» **DATA SUPPLIED**:
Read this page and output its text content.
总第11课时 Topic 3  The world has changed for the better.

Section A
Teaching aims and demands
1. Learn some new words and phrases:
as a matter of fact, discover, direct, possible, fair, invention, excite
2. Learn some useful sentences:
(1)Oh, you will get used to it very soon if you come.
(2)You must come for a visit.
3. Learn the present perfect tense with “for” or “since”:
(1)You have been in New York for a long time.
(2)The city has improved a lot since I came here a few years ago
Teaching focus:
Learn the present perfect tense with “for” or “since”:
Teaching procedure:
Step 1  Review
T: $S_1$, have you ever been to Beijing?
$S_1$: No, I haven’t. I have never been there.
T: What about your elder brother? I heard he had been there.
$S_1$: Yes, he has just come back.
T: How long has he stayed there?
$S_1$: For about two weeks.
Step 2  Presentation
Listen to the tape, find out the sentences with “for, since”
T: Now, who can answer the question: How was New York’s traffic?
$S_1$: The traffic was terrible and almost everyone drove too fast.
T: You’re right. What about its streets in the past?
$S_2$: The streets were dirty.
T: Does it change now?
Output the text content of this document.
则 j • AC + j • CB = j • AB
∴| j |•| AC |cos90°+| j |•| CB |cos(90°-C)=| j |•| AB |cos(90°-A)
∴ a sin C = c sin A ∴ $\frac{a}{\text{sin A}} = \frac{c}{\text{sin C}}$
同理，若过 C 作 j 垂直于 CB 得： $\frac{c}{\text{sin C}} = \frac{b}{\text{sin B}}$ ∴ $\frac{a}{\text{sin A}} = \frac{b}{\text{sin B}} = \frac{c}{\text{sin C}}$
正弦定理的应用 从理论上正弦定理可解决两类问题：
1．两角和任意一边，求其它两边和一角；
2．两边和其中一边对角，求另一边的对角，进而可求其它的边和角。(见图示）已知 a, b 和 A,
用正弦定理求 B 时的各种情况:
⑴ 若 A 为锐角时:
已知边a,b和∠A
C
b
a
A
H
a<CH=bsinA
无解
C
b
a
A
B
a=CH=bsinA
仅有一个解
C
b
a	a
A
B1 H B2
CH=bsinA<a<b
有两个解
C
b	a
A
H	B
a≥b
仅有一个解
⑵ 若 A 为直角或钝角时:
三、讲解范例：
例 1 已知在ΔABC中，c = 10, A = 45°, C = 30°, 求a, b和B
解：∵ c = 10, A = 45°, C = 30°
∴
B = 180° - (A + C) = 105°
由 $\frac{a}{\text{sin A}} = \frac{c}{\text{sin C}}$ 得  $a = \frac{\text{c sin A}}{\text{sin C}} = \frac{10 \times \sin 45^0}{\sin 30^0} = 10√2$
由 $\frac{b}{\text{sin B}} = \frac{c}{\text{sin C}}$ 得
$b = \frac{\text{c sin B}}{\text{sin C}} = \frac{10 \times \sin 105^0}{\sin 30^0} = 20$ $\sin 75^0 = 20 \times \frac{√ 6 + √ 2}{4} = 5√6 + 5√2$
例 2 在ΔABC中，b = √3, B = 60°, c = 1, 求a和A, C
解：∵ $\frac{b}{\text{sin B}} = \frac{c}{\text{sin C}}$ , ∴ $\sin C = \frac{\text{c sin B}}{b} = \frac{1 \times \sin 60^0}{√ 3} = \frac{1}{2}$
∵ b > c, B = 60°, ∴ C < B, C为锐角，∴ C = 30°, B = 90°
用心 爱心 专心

» **YOUR INSTRUCTIONS**:
Retype all of the entries precisely as they are.

» **SOLUTION**:
Read this page and output its text content.
总第11课时 Topic 3  The world has changed for the better.

Section A
Teaching aims and demands
1. Learn some new words and phrases:
as a matter of fact, discover, direct, possible, fair, invention, excite
2. Learn some useful sentences:
(1)Oh, you will get used to it very soon if you come.
(2)You must come for a visit.
3. Learn the present perfect tense with “for” or “since”:
(1)You have been in New York for a long time.
(2)The city has improved a lot since I came here a few years ago
Teaching focus:
Learn the present perfect tense with “for” or “since”:
Teaching procedure:
Step 1  Review
T: $S_1$, have you ever been to Beijing?
$S_1$: No, I haven’t. I have never been there.
T: What about your elder brother? I heard he had been there.
$S_1$: Yes, he has just come back.
T: How long has he stayed there?
$S_1$: For about two weeks.
Step 2  Presentation
Listen to the tape, find out the sentences with “for, since”
T: Now, who can answer the question: How was New York’s traffic?
$S_1$: The traffic was terrible and almost everyone drove too fast.
T: You’re right. What about its streets in the past?
$S_2$: The streets were dirty.
T: Does it change now?
Output the text content of this document.
则 j • AC + j • CB = j • AB
∴| j |•| AC |cos90°+| j |•| CB |cos(90°-C)=| j |•| AB |cos(90°-A)
∴ a sin C = c sin A ∴ $\frac{a}{\text{sin A}} = \frac{c}{\text{sin C}}$
同理，若过 C 作 j 垂直于 CB 得： $\frac{c}{\text{sin C}} = \frac{b}{\text{sin B}}$ ∴ $\frac{a}{\text{sin A}} = \frac{b}{\text{sin B}} = \frac{c}{\text{sin C}}$
正弦定理的应用 从理论上正弦定理可解决两类问题：
1．两角和任意一边，求其它两边和一角；
2．两边和其中一边对角，求另一边的对角，进而可求其它的边和角。(见图示）已知 a, b 和 A,
用正弦定理求 B 时的各种情况:
⑴ 若 A 为锐角时:
已知边a,b和∠A
C
b
a
A
H
a<CH=bsinA
无解
C
b
a
A
B
a=CH=bsinA
仅有一个解
C
b
a	a
A
B1 H B2
CH=bsinA<a<b
有两个解
C
b	a
A
H	B
a≥b
仅有一个解
⑵ 若 A 为直角或钝角时:
三、讲解范例：
例 1 已知在ΔABC中，c = 10, A = 45°, C = 30°, 求a, b和B
解：∵ c = 10, A = 45°, C = 30°
∴
B = 180° - (A + C) = 105°
由 $\frac{a}{\text{sin A}} = \frac{c}{\text{sin C}}$ 得  $a = \frac{\text{c sin A}}{\text{sin C}} = \frac{10 \times \sin 45^0}{\sin 30^0} = 10√2$
由 $\frac{b}{\text{sin B}} = \frac{c}{\text{sin C}}$ 得
$b = \frac{\text{c sin B}}{\text{sin C}} = \frac{10 \times \sin 105^0}{\sin 30^0} = 20$ $\sin 75^0 = 20 \times \frac{√ 6 + √ 2}{4} = 5√6 + 5√2$
例 2 在ΔABC中，b = √3, B = 60°, c = 1, 求a和A, C
解：∵ $\frac{b}{\text{sin B}} = \frac{c}{\text{sin C}}$ , ∴ $\sin C = \frac{\text{c sin B}}{b} = \frac{1 \times \sin 60^0}{√ 3} = \frac{1}{2}$
∵ b > c, B = 60°, ∴ C < B, C为锐角，∴ C = 30°, B = 90°
用心 爱心 专心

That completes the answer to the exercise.